*Data supplied*.
■ ■ ■ ■ ■

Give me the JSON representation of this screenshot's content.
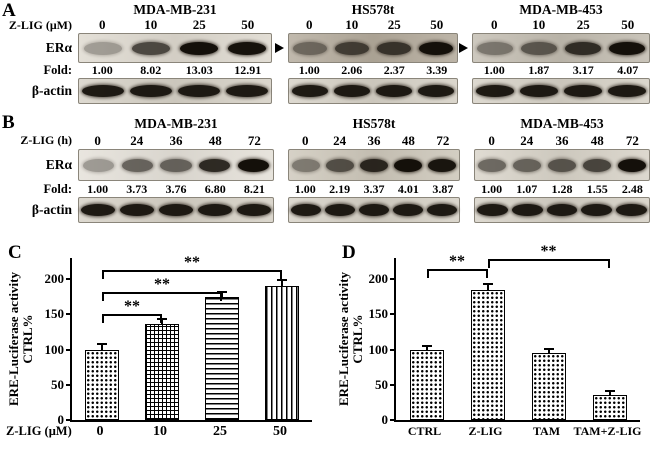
{
  "figure": {
    "panels": {
      "A": {
        "label": "A",
        "treatment_label": "Z-LIG (μM)",
        "er_label": "ERα",
        "fold_label": "Fold:",
        "actin_label": "β-actin",
        "groups": [
          {
            "name": "MDA-MB-231",
            "lanes": [
              "0",
              "10",
              "25",
              "50"
            ],
            "folds": [
              "1.00",
              "8.02",
              "13.03",
              "12.91"
            ],
            "er_bg": "#ded9cf",
            "actin_bg": "#d6d1c6"
          },
          {
            "name": "HS578t",
            "lanes": [
              "0",
              "10",
              "25",
              "50"
            ],
            "folds": [
              "1.00",
              "2.06",
              "2.37",
              "3.39"
            ],
            "er_bg": "#b3aa9b",
            "actin_bg": "#d6d1c6"
          },
          {
            "name": "MDA-MB-453",
            "lanes": [
              "0",
              "10",
              "25",
              "50"
            ],
            "folds": [
              "1.00",
              "1.87",
              "3.17",
              "4.07"
            ],
            "er_bg": "#c2bcb0",
            "actin_bg": "#d6d1c6"
          }
        ]
      },
      "B": {
        "label": "B",
        "treatment_label": "Z-LIG (h)",
        "er_label": "ERα",
        "fold_label": "Fold:",
        "actin_label": "β-actin",
        "groups": [
          {
            "name": "MDA-MB-231",
            "lanes": [
              "0",
              "24",
              "36",
              "48",
              "72"
            ],
            "folds": [
              "1.00",
              "3.73",
              "3.76",
              "6.80",
              "8.21"
            ],
            "er_bg": "#e4e0d8",
            "actin_bg": "#d6d1c6"
          },
          {
            "name": "HS578t",
            "lanes": [
              "0",
              "24",
              "36",
              "48",
              "72"
            ],
            "folds": [
              "1.00",
              "2.19",
              "3.37",
              "4.01",
              "3.87"
            ],
            "er_bg": "#cdc7ba",
            "actin_bg": "#d6d1c6"
          },
          {
            "name": "MDA-MB-453",
            "lanes": [
              "0",
              "24",
              "36",
              "48",
              "72"
            ],
            "folds": [
              "1.00",
              "1.07",
              "1.28",
              "1.55",
              "2.48"
            ],
            "er_bg": "#d8d3c8",
            "actin_bg": "#d6d1c6"
          }
        ]
      }
    }
  },
  "chart_data": [
    {
      "type": "bar",
      "panel_label": "C",
      "categories": [
        "0",
        "10",
        "25",
        "50"
      ],
      "values": [
        100,
        137,
        175,
        190
      ],
      "errors": [
        7,
        5,
        5,
        8
      ],
      "xlabel": "Z-LIG (μM)",
      "ylabel_lines": [
        "ERE-Luciferase activity",
        "CTRL%"
      ],
      "ylim": [
        0,
        230
      ],
      "yticks": [
        0,
        50,
        100,
        150,
        200
      ],
      "grid": false,
      "hatches": [
        "dots",
        "grid",
        "hlines",
        "vlines"
      ],
      "bar_color": "#ffffff",
      "significance": [
        {
          "from": 0,
          "to": 1,
          "y": 150,
          "label": "**"
        },
        {
          "from": 0,
          "to": 2,
          "y": 182,
          "label": "**"
        },
        {
          "from": 0,
          "to": 3,
          "y": 213,
          "label": "**"
        }
      ]
    },
    {
      "type": "bar",
      "panel_label": "D",
      "categories": [
        "CTRL",
        "Z-LIG",
        "TAM",
        "TAM+Z-LIG"
      ],
      "values": [
        100,
        185,
        95,
        35
      ],
      "errors": [
        4,
        7,
        4,
        5
      ],
      "xlabel": "",
      "ylabel_lines": [
        "ERE-Luciferase activity",
        "CTRL%"
      ],
      "ylim": [
        0,
        230
      ],
      "yticks": [
        0,
        50,
        100,
        150,
        200
      ],
      "grid": false,
      "hatches": [
        "dots",
        "dots",
        "dots",
        "dots"
      ],
      "bar_color": "#ffffff",
      "significance": [
        {
          "from": 0,
          "to": 1,
          "y": 215,
          "label": "**"
        },
        {
          "from": 1,
          "to": 3,
          "y": 228,
          "label": "**"
        }
      ]
    }
  ]
}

■ ■ ■ ■ ■

Return the whole listing, word for word, and leave out every picture.

*Solution*.
Give me the JSON representation of this screenshot's content.
{
  "figure": {
    "panels": {
      "A": {
        "label": "A",
        "treatment_label": "Z-LIG (μM)",
        "er_label": "ERα",
        "fold_label": "Fold:",
        "actin_label": "β-actin",
        "groups": [
          {
            "name": "MDA-MB-231",
            "lanes": [
              "0",
              "10",
              "25",
              "50"
            ],
            "folds": [
              "1.00",
              "8.02",
              "13.03",
              "12.91"
            ],
            "er_bg": "#ded9cf",
            "actin_bg": "#d6d1c6"
          },
          {
            "name": "HS578t",
            "lanes": [
              "0",
              "10",
              "25",
              "50"
            ],
            "folds": [
              "1.00",
              "2.06",
              "2.37",
              "3.39"
            ],
            "er_bg": "#b3aa9b",
            "actin_bg": "#d6d1c6"
          },
          {
            "name": "MDA-MB-453",
            "lanes": [
              "0",
              "10",
              "25",
              "50"
            ],
            "folds": [
              "1.00",
              "1.87",
              "3.17",
              "4.07"
            ],
            "er_bg": "#c2bcb0",
            "actin_bg": "#d6d1c6"
          }
        ]
      },
      "B": {
        "label": "B",
        "treatment_label": "Z-LIG (h)",
        "er_label": "ERα",
        "fold_label": "Fold:",
        "actin_label": "β-actin",
        "groups": [
          {
            "name": "MDA-MB-231",
            "lanes": [
              "0",
              "24",
              "36",
              "48",
              "72"
            ],
            "folds": [
              "1.00",
              "3.73",
              "3.76",
              "6.80",
              "8.21"
            ],
            "er_bg": "#e4e0d8",
            "actin_bg": "#d6d1c6"
          },
          {
            "name": "HS578t",
            "lanes": [
              "0",
              "24",
              "36",
              "48",
              "72"
            ],
            "folds": [
              "1.00",
              "2.19",
              "3.37",
              "4.01",
              "3.87"
            ],
            "er_bg": "#cdc7ba",
            "actin_bg": "#d6d1c6"
          },
          {
            "name": "MDA-MB-453",
            "lanes": [
              "0",
              "24",
              "36",
              "48",
              "72"
            ],
            "folds": [
              "1.00",
              "1.07",
              "1.28",
              "1.55",
              "2.48"
            ],
            "er_bg": "#d8d3c8",
            "actin_bg": "#d6d1c6"
          }
        ]
      }
    }
  },
  "chart_data": [
    {
      "type": "bar",
      "panel_label": "C",
      "categories": [
        "0",
        "10",
        "25",
        "50"
      ],
      "values": [
        100,
        137,
        175,
        190
      ],
      "errors": [
        7,
        5,
        5,
        8
      ],
      "xlabel": "Z-LIG (μM)",
      "ylabel_lines": [
        "ERE-Luciferase activity",
        "CTRL%"
      ],
      "ylim": [
        0,
        230
      ],
      "yticks": [
        0,
        50,
        100,
        150,
        200
      ],
      "grid": false,
      "hatches": [
        "dots",
        "grid",
        "hlines",
        "vlines"
      ],
      "bar_color": "#ffffff",
      "significance": [
        {
          "from": 0,
          "to": 1,
          "y": 150,
          "label": "**"
        },
        {
          "from": 0,
          "to": 2,
          "y": 182,
          "label": "**"
        },
        {
          "from": 0,
          "to": 3,
          "y": 213,
          "label": "**"
        }
      ]
    },
    {
      "type": "bar",
      "panel_label": "D",
      "categories": [
        "CTRL",
        "Z-LIG",
        "TAM",
        "TAM+Z-LIG"
      ],
      "values": [
        100,
        185,
        95,
        35
      ],
      "errors": [
        4,
        7,
        4,
        5
      ],
      "xlabel": "",
      "ylabel_lines": [
        "ERE-Luciferase activity",
        "CTRL%"
      ],
      "ylim": [
        0,
        230
      ],
      "yticks": [
        0,
        50,
        100,
        150,
        200
      ],
      "grid": false,
      "hatches": [
        "dots",
        "dots",
        "dots",
        "dots"
      ],
      "bar_color": "#ffffff",
      "significance": [
        {
          "from": 0,
          "to": 1,
          "y": 215,
          "label": "**"
        },
        {
          "from": 1,
          "to": 3,
          "y": 228,
          "label": "**"
        }
      ]
    }
  ]
}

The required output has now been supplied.